:: Given task ::
Write the entries below out again exactly; any picture in them stays out.

[Start Data for the task]

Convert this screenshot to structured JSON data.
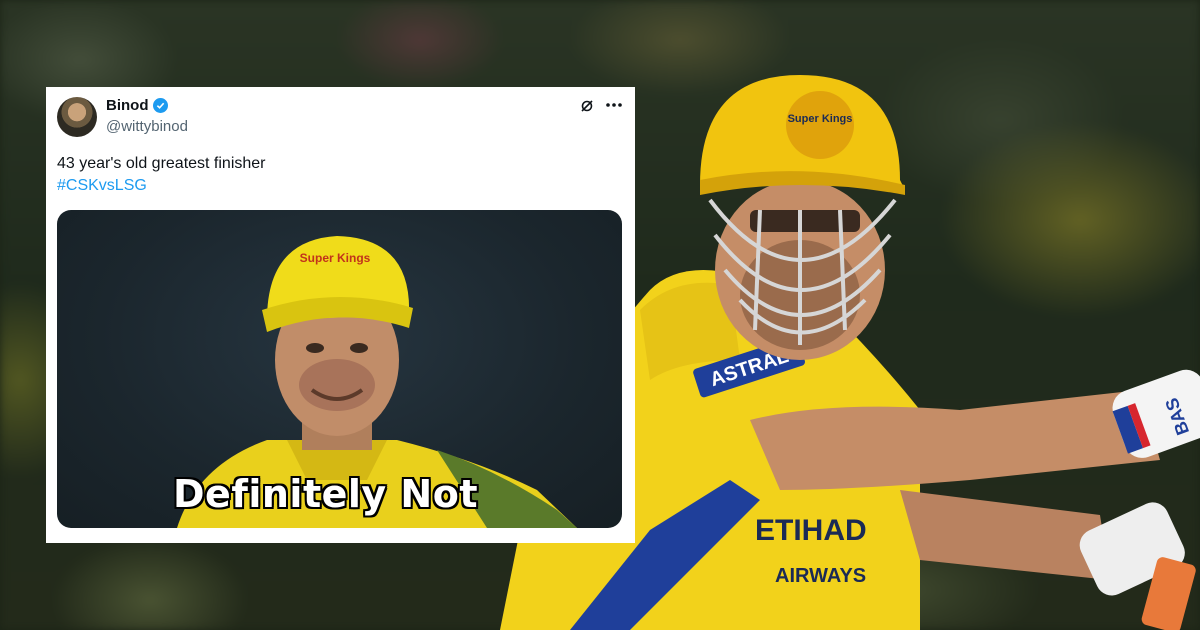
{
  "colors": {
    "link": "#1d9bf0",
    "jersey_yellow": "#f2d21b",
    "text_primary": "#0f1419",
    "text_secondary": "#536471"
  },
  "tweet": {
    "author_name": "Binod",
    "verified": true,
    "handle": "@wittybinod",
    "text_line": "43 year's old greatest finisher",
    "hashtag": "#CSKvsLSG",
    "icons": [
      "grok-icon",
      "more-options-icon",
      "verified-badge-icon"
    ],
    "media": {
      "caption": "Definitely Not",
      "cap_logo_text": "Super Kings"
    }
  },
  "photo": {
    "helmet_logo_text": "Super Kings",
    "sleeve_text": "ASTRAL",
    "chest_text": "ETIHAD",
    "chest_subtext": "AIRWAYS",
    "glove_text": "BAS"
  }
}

[End Data for the task]

:: Answer in full ::
Convert this screenshot to structured JSON data.
{
  "colors": {
    "link": "#1d9bf0",
    "jersey_yellow": "#f2d21b",
    "text_primary": "#0f1419",
    "text_secondary": "#536471"
  },
  "tweet": {
    "author_name": "Binod",
    "verified": true,
    "handle": "@wittybinod",
    "text_line": "43 year's old greatest finisher",
    "hashtag": "#CSKvsLSG",
    "icons": [
      "grok-icon",
      "more-options-icon",
      "verified-badge-icon"
    ],
    "media": {
      "caption": "Definitely Not",
      "cap_logo_text": "Super Kings"
    }
  },
  "photo": {
    "helmet_logo_text": "Super Kings",
    "sleeve_text": "ASTRAL",
    "chest_text": "ETIHAD",
    "chest_subtext": "AIRWAYS",
    "glove_text": "BAS"
  }
}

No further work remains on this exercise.